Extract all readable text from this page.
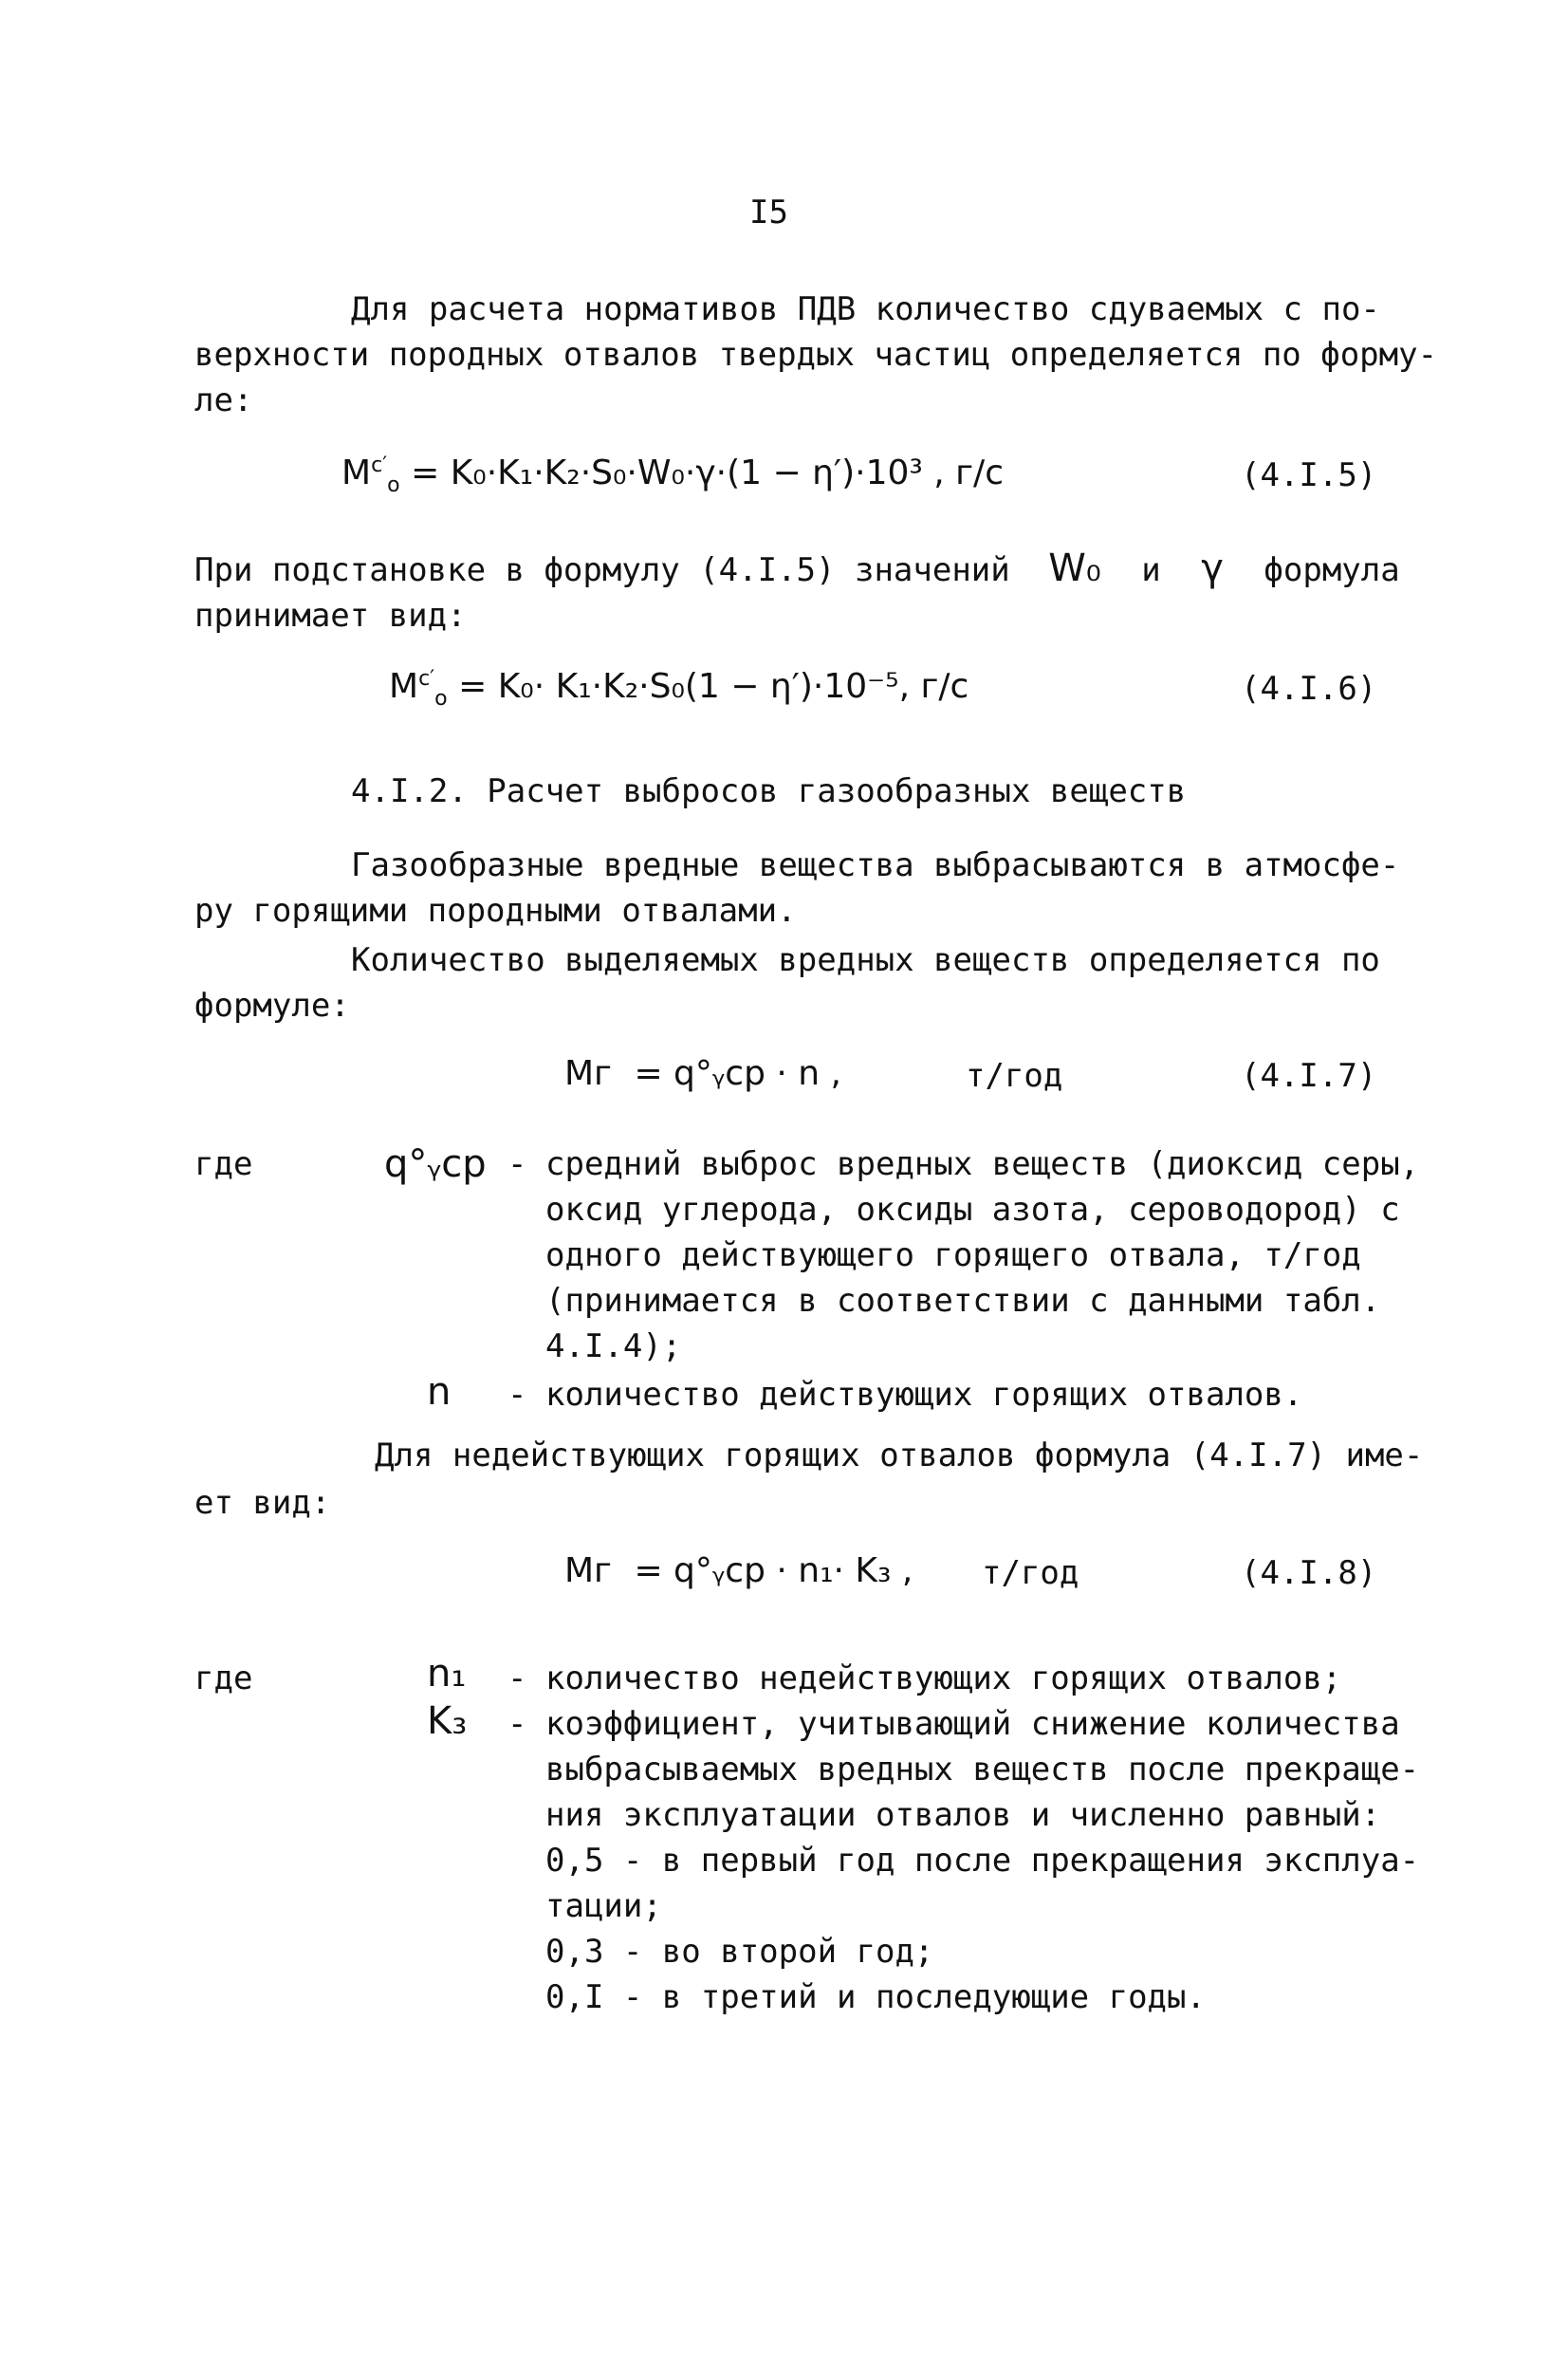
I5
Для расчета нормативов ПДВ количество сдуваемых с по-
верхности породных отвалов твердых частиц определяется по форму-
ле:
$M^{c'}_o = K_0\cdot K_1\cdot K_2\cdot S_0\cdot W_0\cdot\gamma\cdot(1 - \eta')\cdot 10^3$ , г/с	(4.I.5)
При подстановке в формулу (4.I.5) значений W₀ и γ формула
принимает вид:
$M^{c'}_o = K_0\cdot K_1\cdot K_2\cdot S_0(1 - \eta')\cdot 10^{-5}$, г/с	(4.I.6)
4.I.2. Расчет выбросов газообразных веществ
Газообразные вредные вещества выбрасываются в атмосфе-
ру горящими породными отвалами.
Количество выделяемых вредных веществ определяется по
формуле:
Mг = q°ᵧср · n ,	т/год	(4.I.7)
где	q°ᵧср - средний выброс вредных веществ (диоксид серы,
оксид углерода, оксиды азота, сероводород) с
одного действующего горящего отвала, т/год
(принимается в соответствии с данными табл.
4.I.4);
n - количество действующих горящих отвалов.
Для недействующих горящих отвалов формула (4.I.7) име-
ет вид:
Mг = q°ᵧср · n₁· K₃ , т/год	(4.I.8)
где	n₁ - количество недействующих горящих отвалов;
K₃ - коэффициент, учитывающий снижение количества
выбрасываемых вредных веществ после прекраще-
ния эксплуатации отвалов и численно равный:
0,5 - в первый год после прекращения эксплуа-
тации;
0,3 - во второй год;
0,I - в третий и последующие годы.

------

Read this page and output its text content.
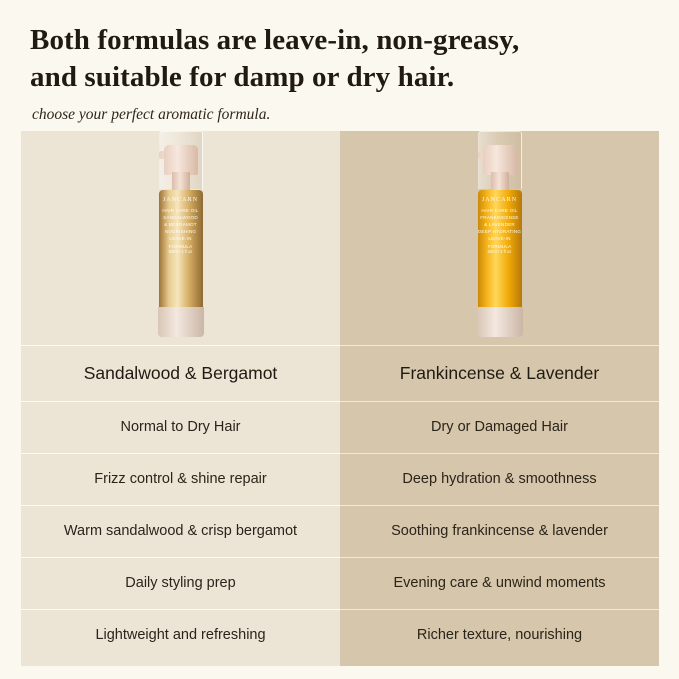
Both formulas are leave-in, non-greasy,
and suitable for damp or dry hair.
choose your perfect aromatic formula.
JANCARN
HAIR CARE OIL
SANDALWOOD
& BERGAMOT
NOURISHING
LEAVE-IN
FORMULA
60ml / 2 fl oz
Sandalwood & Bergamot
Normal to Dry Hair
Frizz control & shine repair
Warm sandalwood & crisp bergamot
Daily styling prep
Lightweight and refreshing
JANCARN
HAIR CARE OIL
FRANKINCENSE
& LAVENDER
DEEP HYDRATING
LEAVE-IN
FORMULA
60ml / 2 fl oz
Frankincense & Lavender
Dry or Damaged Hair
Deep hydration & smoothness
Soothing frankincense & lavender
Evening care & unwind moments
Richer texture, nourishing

------

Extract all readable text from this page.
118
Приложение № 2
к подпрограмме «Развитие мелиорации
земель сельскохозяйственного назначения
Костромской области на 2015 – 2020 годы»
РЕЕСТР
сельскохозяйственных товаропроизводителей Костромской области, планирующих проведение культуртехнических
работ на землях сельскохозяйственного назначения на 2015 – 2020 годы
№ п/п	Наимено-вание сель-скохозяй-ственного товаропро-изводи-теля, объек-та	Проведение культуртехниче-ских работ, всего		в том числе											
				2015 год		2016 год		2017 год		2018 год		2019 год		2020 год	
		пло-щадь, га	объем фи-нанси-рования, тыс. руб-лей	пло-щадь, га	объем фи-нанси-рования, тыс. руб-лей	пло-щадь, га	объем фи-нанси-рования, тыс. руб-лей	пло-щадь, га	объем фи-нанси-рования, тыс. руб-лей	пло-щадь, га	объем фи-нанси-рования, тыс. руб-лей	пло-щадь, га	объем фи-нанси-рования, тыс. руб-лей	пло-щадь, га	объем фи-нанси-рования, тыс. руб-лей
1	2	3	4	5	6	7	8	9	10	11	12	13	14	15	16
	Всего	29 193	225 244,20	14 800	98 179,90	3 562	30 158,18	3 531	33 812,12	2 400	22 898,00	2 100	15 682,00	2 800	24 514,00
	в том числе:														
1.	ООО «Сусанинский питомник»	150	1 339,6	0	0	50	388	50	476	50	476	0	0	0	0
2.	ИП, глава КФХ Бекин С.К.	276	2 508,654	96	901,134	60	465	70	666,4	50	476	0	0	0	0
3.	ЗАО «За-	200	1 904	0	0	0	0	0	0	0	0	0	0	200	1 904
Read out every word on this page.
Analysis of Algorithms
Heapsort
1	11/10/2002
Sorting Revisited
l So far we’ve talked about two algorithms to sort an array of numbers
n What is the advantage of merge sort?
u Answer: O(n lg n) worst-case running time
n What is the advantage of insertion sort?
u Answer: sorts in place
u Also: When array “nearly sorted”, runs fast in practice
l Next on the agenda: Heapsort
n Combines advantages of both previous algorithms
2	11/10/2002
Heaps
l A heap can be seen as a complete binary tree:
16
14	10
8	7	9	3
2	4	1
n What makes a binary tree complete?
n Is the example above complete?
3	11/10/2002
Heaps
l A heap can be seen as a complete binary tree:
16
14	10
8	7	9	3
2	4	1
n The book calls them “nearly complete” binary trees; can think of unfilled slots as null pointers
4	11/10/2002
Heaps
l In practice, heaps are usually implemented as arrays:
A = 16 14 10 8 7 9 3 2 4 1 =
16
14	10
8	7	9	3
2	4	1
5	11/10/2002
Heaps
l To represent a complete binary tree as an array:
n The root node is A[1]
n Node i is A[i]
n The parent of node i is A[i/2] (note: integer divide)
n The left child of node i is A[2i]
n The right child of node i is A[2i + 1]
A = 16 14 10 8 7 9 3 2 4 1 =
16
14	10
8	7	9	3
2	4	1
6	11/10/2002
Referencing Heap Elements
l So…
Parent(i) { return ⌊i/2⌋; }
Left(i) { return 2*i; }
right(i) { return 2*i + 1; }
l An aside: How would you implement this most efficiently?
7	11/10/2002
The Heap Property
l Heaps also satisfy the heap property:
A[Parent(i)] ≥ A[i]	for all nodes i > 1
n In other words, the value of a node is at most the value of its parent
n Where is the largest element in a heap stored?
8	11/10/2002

------

What is asked =
From the data above, show each line that contains "годы".

Expected output =
0,I - в третий и последующие годы.
Костромской области на 2015 – 2020 годы»
работ на землях сельскохозяйственного назначения на 2015 – 2020 годы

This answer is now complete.